- **GIVEN PROBLEM**
Your task is to repeat the lines below exactly, excluding any pictures they contain.

- **MATERIAL TO PROCESS**
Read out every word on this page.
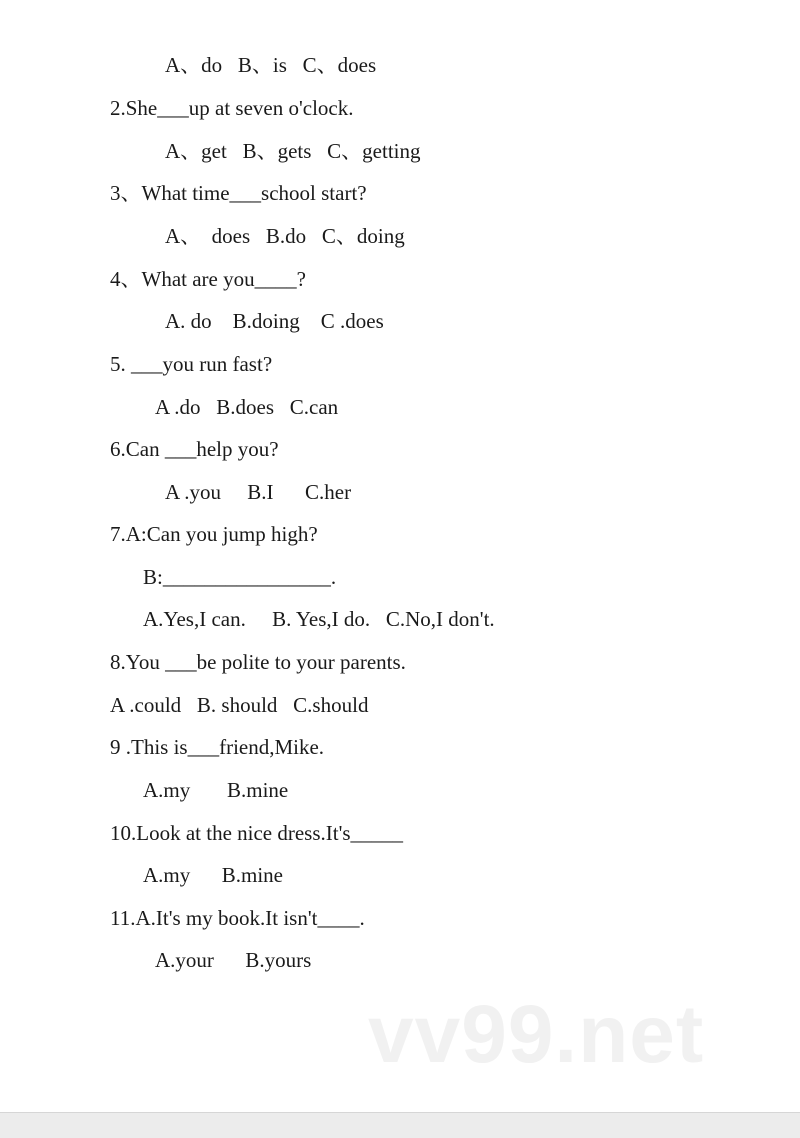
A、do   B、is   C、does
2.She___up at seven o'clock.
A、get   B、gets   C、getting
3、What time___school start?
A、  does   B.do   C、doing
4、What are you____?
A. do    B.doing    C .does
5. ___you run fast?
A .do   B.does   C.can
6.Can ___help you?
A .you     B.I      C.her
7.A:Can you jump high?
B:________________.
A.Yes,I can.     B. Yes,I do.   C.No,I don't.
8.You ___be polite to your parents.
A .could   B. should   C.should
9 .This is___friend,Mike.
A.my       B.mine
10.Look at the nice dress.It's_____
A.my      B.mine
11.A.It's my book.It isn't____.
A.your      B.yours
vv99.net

- **FULL ANSWER**
Read out every word on this page.
A、do   B、is   C、does
2.She___up at seven o'clock.
A、get   B、gets   C、getting
3、What time___school start?
A、  does   B.do   C、doing
4、What are you____?
A. do    B.doing    C .does
5. ___you run fast?
A .do   B.does   C.can
6.Can ___help you?
A .you     B.I      C.her
7.A:Can you jump high?
B:________________.
A.Yes,I can.     B. Yes,I do.   C.No,I don't.
8.You ___be polite to your parents.
A .could   B. should   C.should
9 .This is___friend,Mike.
A.my       B.mine
10.Look at the nice dress.It's_____
A.my      B.mine
11.A.It's my book.It isn't____.
A.your      B.yours
vv99.net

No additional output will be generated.